(Data shown):
##########

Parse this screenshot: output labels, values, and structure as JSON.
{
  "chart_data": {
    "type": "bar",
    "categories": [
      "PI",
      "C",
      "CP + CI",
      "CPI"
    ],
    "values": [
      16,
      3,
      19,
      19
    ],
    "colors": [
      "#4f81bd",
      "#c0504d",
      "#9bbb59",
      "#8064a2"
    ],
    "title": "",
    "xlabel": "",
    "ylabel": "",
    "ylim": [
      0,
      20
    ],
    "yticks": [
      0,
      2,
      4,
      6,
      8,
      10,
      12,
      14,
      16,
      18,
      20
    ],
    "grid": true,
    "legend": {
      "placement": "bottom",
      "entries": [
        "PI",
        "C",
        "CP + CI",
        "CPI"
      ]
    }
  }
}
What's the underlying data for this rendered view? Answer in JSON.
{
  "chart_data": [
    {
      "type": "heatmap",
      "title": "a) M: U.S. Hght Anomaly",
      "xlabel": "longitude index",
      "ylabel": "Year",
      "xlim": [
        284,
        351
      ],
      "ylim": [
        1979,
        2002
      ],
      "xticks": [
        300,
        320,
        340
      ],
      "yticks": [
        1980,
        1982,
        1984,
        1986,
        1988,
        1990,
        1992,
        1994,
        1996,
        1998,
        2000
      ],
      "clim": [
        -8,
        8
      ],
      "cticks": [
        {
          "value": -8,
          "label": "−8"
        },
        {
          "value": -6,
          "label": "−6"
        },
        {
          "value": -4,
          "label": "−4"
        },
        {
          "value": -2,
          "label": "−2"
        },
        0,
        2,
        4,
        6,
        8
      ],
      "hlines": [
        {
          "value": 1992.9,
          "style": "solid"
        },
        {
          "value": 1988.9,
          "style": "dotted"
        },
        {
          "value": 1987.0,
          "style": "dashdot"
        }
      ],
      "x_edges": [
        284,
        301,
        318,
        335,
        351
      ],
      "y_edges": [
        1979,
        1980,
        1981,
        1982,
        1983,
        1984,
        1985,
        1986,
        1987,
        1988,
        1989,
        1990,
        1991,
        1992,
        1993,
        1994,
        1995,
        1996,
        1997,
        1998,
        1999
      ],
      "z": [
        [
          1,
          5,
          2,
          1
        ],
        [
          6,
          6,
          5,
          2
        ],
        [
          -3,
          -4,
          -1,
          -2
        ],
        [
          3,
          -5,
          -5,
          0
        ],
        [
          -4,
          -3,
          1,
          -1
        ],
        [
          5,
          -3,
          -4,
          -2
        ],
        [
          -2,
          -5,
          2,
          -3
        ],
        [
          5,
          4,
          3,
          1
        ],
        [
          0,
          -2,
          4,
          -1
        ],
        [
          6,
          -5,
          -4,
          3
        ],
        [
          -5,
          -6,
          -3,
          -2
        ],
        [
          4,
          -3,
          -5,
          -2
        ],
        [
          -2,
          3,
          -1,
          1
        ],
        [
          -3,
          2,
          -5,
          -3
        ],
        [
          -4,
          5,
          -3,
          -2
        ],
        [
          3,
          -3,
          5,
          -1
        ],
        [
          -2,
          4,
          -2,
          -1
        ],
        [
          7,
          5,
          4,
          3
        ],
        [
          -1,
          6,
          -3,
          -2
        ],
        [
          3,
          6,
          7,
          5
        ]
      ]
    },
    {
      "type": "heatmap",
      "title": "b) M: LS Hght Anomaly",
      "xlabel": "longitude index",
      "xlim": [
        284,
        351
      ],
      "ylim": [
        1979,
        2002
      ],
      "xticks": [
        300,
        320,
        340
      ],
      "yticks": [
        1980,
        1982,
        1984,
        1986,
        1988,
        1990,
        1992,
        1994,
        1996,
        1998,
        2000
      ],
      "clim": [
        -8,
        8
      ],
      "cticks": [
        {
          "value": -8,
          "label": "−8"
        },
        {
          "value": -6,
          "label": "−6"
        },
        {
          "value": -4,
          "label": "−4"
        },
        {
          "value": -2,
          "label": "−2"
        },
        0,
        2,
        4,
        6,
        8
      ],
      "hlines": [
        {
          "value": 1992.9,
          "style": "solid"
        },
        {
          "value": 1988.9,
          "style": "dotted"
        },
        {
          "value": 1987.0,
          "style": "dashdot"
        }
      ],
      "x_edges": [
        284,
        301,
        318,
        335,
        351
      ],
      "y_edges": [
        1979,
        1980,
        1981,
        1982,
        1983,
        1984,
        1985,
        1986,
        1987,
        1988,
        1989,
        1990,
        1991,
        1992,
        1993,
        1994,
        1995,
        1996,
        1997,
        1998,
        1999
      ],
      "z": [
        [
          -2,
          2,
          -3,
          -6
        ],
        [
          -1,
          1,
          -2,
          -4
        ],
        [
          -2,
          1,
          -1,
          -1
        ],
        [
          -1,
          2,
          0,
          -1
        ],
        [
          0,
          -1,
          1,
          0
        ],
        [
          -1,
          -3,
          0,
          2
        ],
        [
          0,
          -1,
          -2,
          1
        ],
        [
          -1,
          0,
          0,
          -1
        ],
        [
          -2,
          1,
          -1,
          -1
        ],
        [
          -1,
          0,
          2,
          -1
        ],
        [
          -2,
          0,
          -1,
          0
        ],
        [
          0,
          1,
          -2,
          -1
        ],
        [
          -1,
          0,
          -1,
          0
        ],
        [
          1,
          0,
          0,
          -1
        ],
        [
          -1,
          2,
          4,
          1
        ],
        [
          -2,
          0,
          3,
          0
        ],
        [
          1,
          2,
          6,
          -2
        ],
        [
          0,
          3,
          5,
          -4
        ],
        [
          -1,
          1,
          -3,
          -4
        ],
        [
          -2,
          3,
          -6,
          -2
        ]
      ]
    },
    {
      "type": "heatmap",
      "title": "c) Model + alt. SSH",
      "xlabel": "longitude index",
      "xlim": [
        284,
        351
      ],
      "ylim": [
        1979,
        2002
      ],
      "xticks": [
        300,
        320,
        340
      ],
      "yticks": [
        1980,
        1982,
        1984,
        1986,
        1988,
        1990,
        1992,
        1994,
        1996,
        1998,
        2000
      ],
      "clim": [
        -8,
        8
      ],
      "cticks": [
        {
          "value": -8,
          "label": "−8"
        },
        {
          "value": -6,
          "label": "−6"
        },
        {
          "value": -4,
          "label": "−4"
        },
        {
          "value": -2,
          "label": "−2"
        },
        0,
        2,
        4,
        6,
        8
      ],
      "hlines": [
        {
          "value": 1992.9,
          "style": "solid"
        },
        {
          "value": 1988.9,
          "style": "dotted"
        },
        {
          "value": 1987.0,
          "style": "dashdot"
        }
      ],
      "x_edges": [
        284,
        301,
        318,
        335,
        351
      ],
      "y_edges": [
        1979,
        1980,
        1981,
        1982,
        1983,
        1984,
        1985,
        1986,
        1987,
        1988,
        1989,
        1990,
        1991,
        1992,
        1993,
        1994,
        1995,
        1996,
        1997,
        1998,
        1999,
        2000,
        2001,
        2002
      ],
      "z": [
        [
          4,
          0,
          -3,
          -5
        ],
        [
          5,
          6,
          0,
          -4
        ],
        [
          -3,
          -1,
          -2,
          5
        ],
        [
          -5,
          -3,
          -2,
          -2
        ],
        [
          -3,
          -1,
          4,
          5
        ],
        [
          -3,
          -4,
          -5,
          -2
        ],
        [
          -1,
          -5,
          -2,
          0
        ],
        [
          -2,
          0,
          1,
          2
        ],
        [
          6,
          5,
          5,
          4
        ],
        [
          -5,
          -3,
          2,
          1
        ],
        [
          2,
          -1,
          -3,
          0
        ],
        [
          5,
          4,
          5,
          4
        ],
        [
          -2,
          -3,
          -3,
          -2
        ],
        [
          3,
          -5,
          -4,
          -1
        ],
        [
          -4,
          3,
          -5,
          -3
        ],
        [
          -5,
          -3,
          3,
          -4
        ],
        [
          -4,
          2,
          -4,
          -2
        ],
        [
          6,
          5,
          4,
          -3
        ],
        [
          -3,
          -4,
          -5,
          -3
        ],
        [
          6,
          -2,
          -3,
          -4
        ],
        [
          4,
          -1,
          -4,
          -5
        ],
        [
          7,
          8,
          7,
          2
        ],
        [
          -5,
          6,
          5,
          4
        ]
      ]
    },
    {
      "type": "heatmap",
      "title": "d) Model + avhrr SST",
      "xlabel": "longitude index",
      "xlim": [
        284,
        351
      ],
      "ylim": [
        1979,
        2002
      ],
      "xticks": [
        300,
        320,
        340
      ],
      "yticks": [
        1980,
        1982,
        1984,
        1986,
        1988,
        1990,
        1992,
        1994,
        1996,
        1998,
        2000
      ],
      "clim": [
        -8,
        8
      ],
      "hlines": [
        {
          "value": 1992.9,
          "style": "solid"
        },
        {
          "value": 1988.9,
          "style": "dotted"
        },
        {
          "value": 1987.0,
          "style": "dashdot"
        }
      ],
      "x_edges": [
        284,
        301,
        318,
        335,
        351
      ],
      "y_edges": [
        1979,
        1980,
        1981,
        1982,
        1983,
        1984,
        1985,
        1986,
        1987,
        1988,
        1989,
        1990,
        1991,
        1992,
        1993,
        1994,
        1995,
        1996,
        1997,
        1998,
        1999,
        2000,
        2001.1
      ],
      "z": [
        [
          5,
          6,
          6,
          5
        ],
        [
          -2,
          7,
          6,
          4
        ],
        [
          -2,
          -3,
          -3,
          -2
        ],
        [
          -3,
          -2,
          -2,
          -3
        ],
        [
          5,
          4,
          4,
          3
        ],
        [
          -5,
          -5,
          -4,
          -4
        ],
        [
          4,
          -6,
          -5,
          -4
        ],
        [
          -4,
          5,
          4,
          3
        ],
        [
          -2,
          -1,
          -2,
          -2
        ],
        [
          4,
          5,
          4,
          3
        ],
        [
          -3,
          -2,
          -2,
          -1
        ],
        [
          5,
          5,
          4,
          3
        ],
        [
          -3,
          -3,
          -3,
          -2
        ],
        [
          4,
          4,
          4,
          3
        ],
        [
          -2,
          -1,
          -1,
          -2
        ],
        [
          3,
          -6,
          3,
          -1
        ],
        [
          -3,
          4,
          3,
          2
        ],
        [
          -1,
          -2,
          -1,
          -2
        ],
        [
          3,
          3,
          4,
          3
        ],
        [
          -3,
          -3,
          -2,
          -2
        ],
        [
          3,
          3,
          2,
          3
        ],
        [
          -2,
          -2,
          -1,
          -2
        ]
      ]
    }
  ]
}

##########

(Objective): State how many lines of the listing above include the word "this". Give nothing but the number.

(Reply): 2